RECORDS SUPPLIED ▸
※

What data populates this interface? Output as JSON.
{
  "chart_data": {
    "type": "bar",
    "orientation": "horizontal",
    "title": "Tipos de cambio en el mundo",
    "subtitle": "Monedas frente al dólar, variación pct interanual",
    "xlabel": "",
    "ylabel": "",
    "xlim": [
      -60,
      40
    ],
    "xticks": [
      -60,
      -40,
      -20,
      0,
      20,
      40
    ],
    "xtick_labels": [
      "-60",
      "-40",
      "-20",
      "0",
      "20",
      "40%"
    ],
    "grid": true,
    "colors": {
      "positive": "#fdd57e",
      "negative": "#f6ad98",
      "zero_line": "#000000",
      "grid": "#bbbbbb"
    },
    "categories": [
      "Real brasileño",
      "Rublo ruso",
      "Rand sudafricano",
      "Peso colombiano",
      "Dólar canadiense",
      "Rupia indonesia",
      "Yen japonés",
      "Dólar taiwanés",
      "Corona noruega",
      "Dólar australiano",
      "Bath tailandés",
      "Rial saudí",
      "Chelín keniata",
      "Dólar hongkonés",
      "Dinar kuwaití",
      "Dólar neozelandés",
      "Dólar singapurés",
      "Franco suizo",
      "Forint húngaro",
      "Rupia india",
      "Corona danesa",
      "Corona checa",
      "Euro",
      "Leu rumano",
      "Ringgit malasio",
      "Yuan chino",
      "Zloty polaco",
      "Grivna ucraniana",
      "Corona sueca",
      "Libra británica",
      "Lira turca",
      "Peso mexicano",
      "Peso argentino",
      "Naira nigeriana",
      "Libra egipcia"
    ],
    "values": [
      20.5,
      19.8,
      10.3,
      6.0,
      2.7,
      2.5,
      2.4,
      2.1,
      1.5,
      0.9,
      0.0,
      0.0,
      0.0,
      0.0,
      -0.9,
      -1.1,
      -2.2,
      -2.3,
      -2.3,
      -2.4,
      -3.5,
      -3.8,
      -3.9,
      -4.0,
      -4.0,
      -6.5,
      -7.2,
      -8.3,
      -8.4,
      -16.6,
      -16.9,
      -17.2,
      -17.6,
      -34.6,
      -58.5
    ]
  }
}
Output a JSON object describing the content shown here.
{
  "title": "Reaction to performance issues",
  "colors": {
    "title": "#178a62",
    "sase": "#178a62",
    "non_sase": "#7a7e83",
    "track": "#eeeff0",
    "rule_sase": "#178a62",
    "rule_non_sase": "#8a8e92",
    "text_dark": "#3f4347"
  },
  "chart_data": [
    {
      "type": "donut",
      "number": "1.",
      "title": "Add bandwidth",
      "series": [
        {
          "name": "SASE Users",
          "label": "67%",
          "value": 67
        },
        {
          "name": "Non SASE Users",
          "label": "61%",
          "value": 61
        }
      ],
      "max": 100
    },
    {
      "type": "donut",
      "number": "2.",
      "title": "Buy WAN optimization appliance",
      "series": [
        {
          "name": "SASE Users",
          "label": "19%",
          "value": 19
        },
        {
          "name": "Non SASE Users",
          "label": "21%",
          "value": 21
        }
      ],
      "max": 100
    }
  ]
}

※

PROBLEM REQUIREMENTS ▸ Look through the material and copy each line that has "Peso".

EXERCISE OUTPUT ▸
      "Peso colombiano",
      "Peso mexicano",
      "Peso argentino",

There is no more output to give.